- Travail demandé: Recopiez à l'identique les lignes des entrées qui vont du début jusqu'à la ligne contenant « square-d4[interactable] [99,322,132,363] », celle-ci comprise.

[Entrées contenues dans un jeu de données]
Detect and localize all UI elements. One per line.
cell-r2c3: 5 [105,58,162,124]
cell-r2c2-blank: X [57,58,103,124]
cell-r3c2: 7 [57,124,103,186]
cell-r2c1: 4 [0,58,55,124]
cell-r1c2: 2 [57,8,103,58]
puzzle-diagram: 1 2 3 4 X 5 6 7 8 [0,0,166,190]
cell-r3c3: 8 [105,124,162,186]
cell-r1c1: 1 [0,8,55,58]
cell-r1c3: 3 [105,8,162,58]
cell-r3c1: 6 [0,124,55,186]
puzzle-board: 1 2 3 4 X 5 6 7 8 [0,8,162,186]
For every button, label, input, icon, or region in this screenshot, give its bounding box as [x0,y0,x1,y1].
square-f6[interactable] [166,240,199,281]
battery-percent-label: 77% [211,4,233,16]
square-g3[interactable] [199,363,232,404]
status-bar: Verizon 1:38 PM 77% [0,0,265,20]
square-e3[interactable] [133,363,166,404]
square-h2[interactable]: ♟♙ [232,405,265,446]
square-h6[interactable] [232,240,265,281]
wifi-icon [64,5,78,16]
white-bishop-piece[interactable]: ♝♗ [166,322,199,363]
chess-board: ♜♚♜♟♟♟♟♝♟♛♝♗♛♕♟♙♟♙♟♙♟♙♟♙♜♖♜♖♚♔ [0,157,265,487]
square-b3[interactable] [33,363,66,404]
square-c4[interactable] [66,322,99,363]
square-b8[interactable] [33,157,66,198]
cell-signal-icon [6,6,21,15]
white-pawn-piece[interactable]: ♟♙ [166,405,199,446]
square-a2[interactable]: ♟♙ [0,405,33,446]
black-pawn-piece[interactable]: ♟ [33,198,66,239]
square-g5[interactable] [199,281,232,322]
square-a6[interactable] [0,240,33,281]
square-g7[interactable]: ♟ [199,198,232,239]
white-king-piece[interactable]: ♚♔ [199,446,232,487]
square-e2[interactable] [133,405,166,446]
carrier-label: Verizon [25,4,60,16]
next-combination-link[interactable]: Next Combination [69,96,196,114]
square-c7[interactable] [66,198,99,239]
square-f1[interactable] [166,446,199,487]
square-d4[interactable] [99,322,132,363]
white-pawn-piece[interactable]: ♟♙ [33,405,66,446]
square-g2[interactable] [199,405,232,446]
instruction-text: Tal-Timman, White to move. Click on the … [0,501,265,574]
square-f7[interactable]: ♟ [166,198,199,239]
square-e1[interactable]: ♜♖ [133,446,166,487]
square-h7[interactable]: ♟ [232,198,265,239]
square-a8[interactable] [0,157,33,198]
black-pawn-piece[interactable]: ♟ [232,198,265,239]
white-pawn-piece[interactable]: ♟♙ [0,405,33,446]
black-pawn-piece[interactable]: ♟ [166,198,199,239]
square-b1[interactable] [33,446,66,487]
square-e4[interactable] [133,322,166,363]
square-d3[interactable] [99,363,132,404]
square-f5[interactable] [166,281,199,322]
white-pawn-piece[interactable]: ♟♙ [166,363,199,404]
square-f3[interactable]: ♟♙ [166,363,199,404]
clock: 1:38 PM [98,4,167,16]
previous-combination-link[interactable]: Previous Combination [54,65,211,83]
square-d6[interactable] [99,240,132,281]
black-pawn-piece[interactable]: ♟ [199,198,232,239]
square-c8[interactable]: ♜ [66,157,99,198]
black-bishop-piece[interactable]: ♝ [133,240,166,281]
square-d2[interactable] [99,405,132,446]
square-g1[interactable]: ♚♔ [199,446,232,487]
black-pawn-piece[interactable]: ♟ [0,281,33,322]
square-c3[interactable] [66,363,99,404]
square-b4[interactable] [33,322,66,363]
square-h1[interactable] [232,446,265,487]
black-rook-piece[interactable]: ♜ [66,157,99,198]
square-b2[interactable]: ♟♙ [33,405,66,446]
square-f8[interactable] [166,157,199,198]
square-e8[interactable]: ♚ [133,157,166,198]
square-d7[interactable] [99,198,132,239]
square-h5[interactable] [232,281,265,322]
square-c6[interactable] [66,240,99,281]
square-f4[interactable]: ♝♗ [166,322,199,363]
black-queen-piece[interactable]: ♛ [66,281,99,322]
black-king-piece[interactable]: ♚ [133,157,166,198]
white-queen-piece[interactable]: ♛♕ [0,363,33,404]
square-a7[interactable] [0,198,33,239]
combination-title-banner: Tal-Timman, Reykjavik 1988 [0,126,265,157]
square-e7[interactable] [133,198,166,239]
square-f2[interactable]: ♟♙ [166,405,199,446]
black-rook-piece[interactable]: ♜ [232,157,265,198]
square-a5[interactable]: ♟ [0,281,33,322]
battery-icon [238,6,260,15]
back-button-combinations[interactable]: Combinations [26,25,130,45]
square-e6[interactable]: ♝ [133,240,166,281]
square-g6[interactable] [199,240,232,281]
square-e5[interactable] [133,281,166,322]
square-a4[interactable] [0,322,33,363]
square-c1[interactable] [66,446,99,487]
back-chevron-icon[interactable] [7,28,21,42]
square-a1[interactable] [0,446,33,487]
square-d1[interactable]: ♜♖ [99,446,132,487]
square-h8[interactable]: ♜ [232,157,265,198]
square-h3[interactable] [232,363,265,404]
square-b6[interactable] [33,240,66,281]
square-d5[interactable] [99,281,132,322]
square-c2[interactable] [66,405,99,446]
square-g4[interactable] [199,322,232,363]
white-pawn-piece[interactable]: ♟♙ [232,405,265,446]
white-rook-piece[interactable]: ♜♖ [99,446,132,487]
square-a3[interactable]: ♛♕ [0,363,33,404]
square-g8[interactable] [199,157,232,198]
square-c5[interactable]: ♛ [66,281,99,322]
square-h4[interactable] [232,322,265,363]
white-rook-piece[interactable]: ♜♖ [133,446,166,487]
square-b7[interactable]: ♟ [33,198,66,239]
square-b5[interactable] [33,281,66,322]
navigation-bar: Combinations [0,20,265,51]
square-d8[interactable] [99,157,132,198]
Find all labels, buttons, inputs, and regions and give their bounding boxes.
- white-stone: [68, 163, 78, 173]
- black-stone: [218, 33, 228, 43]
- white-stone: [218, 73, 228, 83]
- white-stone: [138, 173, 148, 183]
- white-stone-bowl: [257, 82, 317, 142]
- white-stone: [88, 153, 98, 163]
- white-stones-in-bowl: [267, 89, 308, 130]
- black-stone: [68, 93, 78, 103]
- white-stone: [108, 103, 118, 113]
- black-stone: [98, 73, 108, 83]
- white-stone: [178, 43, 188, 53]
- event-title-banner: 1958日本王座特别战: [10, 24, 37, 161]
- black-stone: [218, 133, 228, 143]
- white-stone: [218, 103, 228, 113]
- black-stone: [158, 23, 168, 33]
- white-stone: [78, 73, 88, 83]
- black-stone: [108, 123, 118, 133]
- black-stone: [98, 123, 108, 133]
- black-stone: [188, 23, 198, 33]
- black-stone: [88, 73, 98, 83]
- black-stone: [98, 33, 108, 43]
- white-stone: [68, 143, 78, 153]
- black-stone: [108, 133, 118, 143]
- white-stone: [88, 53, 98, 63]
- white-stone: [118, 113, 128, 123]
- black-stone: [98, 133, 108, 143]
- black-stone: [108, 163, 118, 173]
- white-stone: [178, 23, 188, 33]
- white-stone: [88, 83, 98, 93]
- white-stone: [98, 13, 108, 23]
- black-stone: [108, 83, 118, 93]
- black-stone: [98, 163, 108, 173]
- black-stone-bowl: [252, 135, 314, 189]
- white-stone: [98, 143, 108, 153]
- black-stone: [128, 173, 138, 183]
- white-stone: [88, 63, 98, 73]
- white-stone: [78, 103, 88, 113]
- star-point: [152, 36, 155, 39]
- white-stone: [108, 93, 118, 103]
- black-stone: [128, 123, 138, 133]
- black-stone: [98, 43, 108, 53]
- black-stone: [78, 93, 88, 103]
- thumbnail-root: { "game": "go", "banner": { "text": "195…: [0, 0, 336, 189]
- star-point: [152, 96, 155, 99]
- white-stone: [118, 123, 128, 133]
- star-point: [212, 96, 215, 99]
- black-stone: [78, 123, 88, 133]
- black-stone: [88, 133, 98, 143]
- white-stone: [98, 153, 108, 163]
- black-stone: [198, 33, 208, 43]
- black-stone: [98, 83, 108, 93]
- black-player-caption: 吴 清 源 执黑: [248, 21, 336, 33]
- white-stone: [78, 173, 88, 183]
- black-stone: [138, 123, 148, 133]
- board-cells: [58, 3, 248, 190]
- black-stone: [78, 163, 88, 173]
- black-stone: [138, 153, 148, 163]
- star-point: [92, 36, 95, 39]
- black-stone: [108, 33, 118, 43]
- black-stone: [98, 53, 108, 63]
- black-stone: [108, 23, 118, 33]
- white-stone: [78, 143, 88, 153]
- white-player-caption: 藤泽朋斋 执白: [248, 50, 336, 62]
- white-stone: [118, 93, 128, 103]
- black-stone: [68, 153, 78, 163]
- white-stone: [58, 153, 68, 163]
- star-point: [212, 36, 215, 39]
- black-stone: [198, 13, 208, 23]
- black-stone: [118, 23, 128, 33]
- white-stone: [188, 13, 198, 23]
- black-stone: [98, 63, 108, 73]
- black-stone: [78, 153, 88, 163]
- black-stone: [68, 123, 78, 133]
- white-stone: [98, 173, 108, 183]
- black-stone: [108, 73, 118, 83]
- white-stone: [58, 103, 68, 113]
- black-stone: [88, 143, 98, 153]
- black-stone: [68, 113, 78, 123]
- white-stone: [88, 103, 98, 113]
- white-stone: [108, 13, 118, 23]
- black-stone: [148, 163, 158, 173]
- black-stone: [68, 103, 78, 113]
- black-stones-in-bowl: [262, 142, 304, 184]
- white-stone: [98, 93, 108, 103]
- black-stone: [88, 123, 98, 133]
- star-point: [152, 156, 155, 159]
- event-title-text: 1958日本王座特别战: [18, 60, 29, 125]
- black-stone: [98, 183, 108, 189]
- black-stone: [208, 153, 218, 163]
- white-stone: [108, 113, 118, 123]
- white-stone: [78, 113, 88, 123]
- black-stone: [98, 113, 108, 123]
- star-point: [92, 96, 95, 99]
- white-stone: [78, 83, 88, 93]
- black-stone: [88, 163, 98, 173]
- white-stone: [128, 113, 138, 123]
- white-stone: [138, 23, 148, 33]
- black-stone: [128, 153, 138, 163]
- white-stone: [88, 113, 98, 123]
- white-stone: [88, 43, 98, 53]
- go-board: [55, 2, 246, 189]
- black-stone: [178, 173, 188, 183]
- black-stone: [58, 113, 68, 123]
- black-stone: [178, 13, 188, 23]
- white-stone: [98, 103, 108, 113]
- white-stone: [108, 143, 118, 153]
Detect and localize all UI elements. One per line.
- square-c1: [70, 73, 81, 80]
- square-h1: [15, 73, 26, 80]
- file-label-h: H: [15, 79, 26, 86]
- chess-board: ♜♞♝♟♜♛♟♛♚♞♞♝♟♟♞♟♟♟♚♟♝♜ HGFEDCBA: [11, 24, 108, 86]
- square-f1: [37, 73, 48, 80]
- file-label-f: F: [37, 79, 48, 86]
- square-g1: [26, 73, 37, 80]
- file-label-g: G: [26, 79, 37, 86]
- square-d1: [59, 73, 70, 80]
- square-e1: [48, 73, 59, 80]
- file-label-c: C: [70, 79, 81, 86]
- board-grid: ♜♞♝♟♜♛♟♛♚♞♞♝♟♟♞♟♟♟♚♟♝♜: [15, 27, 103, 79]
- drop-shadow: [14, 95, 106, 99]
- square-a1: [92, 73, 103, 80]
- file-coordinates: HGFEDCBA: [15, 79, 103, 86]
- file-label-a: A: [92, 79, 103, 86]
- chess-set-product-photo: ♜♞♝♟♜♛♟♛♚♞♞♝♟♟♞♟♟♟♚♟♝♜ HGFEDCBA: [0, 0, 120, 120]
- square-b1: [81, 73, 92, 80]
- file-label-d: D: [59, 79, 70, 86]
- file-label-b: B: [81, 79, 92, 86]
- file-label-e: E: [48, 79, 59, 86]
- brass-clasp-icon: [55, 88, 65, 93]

- Réponse:
Detect and localize all UI elements. One per line.
cell-r2c3: 5 [105,58,162,124]
cell-r2c2-blank: X [57,58,103,124]
cell-r3c2: 7 [57,124,103,186]
cell-r2c1: 4 [0,58,55,124]
cell-r1c2: 2 [57,8,103,58]
puzzle-diagram: 1 2 3 4 X 5 6 7 8 [0,0,166,190]
cell-r3c3: 8 [105,124,162,186]
cell-r1c1: 1 [0,8,55,58]
cell-r1c3: 3 [105,8,162,58]
cell-r3c1: 6 [0,124,55,186]
puzzle-board: 1 2 3 4 X 5 6 7 8 [0,8,162,186]
For every button, label, input, icon, or region in this screenshot, give its bounding box as [x0,y0,x1,y1].
square-f6[interactable] [166,240,199,281]
battery-percent-label: 77% [211,4,233,16]
square-g3[interactable] [199,363,232,404]
status-bar: Verizon 1:38 PM 77% [0,0,265,20]
square-e3[interactable] [133,363,166,404]
square-h2[interactable]: ♟♙ [232,405,265,446]
square-h6[interactable] [232,240,265,281]
wifi-icon [64,5,78,16]
white-bishop-piece[interactable]: ♝♗ [166,322,199,363]
chess-board: ♜♚♜♟♟♟♟♝♟♛♝♗♛♕♟♙♟♙♟♙♟♙♟♙♜♖♜♖♚♔ [0,157,265,487]
square-b3[interactable] [33,363,66,404]
square-c4[interactable] [66,322,99,363]
square-b8[interactable] [33,157,66,198]
cell-signal-icon [6,6,21,15]
white-pawn-piece[interactable]: ♟♙ [166,405,199,446]
square-a2[interactable]: ♟♙ [0,405,33,446]
black-pawn-piece[interactable]: ♟ [33,198,66,239]
square-g5[interactable] [199,281,232,322]
square-a6[interactable] [0,240,33,281]
square-g7[interactable]: ♟ [199,198,232,239]
white-king-piece[interactable]: ♚♔ [199,446,232,487]
square-e2[interactable] [133,405,166,446]
carrier-label: Verizon [25,4,60,16]
next-combination-link[interactable]: Next Combination [69,96,196,114]
square-c7[interactable] [66,198,99,239]
square-f1[interactable] [166,446,199,487]
square-d4[interactable] [99,322,132,363]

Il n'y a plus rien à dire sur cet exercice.